## Aim
Check each line of the listing below for the string "Learning", and copy the ones that have it.

## Extracted information
==========

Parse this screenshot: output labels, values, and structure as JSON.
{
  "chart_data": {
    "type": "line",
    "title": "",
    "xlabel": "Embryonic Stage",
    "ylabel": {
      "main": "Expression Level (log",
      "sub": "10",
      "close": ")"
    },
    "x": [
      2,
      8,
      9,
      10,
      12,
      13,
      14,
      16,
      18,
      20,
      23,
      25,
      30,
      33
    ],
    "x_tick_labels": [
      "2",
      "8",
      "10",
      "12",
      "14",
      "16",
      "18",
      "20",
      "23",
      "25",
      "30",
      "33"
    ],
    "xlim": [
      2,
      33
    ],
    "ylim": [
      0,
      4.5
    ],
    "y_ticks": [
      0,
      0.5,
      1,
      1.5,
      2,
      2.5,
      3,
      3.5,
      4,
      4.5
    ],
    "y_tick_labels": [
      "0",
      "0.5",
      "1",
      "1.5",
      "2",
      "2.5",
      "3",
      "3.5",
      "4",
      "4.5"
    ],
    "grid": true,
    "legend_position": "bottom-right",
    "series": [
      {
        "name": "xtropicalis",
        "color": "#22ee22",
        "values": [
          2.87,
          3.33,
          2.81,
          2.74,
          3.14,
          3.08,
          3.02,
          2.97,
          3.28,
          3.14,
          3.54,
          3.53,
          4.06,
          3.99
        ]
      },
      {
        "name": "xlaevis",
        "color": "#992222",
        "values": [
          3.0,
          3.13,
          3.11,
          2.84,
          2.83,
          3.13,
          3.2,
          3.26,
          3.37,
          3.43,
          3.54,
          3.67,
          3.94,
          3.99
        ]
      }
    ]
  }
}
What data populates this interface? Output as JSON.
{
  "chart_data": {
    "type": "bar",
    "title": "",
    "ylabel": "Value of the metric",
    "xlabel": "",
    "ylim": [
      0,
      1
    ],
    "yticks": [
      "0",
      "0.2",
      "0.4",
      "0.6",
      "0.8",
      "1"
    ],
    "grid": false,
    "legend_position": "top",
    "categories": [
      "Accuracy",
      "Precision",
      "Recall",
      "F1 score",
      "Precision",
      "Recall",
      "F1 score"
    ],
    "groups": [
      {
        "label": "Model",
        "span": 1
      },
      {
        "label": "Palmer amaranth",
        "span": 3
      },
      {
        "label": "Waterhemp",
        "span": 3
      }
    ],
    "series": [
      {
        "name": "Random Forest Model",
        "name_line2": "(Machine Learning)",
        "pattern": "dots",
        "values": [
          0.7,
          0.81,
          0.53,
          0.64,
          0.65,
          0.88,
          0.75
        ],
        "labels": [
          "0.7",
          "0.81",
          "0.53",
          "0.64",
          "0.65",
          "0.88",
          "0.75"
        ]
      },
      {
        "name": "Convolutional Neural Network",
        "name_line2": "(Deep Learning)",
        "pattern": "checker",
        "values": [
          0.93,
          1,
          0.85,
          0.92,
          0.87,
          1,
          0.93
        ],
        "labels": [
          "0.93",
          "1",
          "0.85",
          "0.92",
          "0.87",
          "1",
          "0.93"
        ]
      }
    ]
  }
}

==========

## Response to this task
        "name_line2": "(Machine Learning)",
        "name_line2": "(Deep Learning)",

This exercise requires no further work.